The lines to extract begin at the one containing "Output the text content of this document." and run to the end of the listing; set them down exactly and alone.

>> BEGIN

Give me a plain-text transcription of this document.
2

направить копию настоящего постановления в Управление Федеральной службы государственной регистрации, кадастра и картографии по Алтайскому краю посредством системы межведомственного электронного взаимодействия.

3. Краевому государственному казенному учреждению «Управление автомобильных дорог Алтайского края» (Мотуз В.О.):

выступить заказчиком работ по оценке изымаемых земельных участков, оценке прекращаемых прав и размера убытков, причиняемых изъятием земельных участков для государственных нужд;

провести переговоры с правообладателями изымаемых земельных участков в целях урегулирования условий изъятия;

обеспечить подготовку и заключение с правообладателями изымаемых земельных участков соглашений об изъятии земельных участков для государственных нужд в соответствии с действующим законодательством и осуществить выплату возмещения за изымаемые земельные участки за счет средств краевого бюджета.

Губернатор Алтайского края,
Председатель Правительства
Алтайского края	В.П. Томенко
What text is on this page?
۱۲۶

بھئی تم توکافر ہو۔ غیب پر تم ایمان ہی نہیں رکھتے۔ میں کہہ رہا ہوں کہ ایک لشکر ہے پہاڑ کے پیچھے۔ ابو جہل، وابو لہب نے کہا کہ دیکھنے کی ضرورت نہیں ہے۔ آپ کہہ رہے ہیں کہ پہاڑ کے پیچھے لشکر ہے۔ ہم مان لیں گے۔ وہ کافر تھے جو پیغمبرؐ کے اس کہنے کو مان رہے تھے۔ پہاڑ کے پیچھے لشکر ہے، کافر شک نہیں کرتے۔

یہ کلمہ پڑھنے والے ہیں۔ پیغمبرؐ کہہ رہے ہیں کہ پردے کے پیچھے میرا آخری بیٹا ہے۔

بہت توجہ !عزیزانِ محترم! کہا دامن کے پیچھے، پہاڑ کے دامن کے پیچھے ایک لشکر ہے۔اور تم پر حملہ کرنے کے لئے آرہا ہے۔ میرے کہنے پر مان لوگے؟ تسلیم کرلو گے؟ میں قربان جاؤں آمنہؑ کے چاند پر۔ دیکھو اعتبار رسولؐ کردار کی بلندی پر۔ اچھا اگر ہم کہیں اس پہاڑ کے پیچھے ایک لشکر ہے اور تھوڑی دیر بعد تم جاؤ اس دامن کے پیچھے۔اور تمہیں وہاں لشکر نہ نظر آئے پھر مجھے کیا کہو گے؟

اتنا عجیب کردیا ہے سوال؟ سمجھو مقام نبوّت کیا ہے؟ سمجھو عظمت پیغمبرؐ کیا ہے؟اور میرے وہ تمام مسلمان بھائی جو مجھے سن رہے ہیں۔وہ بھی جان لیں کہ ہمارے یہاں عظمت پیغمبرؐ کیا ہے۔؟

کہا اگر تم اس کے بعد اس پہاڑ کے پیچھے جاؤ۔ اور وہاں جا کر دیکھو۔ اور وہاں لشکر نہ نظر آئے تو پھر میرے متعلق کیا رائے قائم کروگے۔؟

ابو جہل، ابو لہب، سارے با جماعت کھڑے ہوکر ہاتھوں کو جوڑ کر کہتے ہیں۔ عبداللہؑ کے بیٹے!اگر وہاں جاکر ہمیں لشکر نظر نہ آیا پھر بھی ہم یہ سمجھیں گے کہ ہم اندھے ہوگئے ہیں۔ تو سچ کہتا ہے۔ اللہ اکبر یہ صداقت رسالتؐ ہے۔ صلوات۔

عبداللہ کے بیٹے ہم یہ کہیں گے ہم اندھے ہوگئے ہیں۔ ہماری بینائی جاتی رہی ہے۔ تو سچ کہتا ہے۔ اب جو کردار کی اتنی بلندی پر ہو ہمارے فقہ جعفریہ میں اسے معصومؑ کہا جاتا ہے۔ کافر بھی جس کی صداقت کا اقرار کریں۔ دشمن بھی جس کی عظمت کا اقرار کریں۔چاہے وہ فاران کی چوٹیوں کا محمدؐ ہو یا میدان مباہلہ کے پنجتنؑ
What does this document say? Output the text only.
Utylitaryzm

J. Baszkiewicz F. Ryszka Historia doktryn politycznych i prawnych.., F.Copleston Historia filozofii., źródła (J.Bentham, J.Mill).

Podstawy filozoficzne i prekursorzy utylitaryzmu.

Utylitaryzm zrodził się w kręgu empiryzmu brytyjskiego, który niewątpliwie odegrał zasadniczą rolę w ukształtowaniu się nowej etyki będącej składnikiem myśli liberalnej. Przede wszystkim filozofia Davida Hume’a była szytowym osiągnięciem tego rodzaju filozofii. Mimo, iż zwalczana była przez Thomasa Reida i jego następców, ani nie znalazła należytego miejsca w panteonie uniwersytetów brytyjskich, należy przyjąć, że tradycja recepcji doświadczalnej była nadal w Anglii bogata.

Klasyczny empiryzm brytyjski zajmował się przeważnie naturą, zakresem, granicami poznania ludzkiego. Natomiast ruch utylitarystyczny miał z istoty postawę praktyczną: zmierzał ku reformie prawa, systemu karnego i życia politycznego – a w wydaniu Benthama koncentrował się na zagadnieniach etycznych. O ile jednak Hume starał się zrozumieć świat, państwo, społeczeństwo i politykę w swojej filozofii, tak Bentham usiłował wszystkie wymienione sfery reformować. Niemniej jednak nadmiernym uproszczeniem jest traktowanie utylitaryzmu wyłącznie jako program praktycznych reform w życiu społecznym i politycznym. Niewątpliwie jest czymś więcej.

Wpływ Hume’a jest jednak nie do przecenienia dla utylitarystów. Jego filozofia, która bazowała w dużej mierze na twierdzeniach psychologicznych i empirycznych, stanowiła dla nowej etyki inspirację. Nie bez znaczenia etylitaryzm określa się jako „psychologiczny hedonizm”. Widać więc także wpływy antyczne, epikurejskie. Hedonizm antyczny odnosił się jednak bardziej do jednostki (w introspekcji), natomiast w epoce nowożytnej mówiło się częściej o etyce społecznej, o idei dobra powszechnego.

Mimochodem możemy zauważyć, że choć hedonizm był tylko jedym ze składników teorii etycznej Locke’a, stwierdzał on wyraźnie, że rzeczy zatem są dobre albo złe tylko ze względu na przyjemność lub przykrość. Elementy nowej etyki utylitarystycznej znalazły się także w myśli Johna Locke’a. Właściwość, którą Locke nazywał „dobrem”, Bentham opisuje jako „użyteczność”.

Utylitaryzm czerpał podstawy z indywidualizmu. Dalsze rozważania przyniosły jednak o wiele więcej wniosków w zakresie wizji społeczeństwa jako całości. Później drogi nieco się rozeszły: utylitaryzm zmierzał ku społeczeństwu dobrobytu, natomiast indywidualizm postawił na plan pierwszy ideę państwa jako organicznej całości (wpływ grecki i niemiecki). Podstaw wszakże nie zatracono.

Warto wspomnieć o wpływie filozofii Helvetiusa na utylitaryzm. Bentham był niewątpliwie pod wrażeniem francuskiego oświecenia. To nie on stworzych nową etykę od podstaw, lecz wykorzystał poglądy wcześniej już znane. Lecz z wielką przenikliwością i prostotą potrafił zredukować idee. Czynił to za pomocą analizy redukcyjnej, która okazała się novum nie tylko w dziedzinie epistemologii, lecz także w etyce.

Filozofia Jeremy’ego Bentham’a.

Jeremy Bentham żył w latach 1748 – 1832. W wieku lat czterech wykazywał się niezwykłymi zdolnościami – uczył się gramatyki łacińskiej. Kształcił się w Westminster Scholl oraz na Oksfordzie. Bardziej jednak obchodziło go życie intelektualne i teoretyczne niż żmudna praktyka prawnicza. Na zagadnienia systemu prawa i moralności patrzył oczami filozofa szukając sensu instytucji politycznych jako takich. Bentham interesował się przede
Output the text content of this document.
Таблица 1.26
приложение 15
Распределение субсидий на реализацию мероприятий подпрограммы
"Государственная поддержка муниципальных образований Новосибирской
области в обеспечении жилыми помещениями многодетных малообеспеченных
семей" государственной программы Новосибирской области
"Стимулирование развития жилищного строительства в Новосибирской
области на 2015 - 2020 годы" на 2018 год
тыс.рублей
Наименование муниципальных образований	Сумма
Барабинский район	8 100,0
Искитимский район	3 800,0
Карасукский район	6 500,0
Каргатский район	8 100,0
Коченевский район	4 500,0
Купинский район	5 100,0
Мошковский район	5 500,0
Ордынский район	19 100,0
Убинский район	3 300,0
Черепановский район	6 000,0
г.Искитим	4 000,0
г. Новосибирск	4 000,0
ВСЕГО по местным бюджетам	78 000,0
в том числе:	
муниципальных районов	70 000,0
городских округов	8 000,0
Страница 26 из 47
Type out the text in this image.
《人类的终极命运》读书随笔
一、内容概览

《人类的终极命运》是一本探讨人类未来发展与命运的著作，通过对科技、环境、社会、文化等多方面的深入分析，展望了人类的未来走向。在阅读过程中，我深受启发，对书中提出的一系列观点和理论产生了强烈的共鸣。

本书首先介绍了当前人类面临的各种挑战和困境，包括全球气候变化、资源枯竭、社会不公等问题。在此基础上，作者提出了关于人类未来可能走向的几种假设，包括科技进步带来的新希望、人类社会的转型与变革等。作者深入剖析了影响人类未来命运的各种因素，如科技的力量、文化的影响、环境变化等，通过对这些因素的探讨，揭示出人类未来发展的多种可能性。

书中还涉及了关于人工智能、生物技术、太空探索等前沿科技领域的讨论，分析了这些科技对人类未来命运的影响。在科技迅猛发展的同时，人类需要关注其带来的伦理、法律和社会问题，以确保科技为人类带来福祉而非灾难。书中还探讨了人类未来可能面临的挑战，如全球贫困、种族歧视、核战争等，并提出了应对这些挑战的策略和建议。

>> END

— Response for this exercise —
Output the text content of this document.
Таблица 1.26
приложение 15
Распределение субсидий на реализацию мероприятий подпрограммы
"Государственная поддержка муниципальных образований Новосибирской
области в обеспечении жилыми помещениями многодетных малообеспеченных
семей" государственной программы Новосибирской области
"Стимулирование развития жилищного строительства в Новосибирской
области на 2015 - 2020 годы" на 2018 год
тыс.рублей
Наименование муниципальных образований	Сумма
Барабинский район	8 100,0
Искитимский район	3 800,0
Карасукский район	6 500,0
Каргатский район	8 100,0
Коченевский район	4 500,0
Купинский район	5 100,0
Мошковский район	5 500,0
Ордынский район	19 100,0
Убинский район	3 300,0
Черепановский район	6 000,0
г.Искитим	4 000,0
г. Новосибирск	4 000,0
ВСЕГО по местным бюджетам	78 000,0
в том числе:	
муниципальных районов	70 000,0
городских округов	8 000,0
Страница 26 из 47
Type out the text in this image.
《人类的终极命运》读书随笔
一、内容概览

《人类的终极命运》是一本探讨人类未来发展与命运的著作，通过对科技、环境、社会、文化等多方面的深入分析，展望了人类的未来走向。在阅读过程中，我深受启发，对书中提出的一系列观点和理论产生了强烈的共鸣。

本书首先介绍了当前人类面临的各种挑战和困境，包括全球气候变化、资源枯竭、社会不公等问题。在此基础上，作者提出了关于人类未来可能走向的几种假设，包括科技进步带来的新希望、人类社会的转型与变革等。作者深入剖析了影响人类未来命运的各种因素，如科技的力量、文化的影响、环境变化等，通过对这些因素的探讨，揭示出人类未来发展的多种可能性。

书中还涉及了关于人工智能、生物技术、太空探索等前沿科技领域的讨论，分析了这些科技对人类未来命运的影响。在科技迅猛发展的同时，人类需要关注其带来的伦理、法律和社会问题，以确保科技为人类带来福祉而非灾难。书中还探讨了人类未来可能面临的挑战，如全球贫困、种族歧视、核战争等，并提出了应对这些挑战的策略和建议。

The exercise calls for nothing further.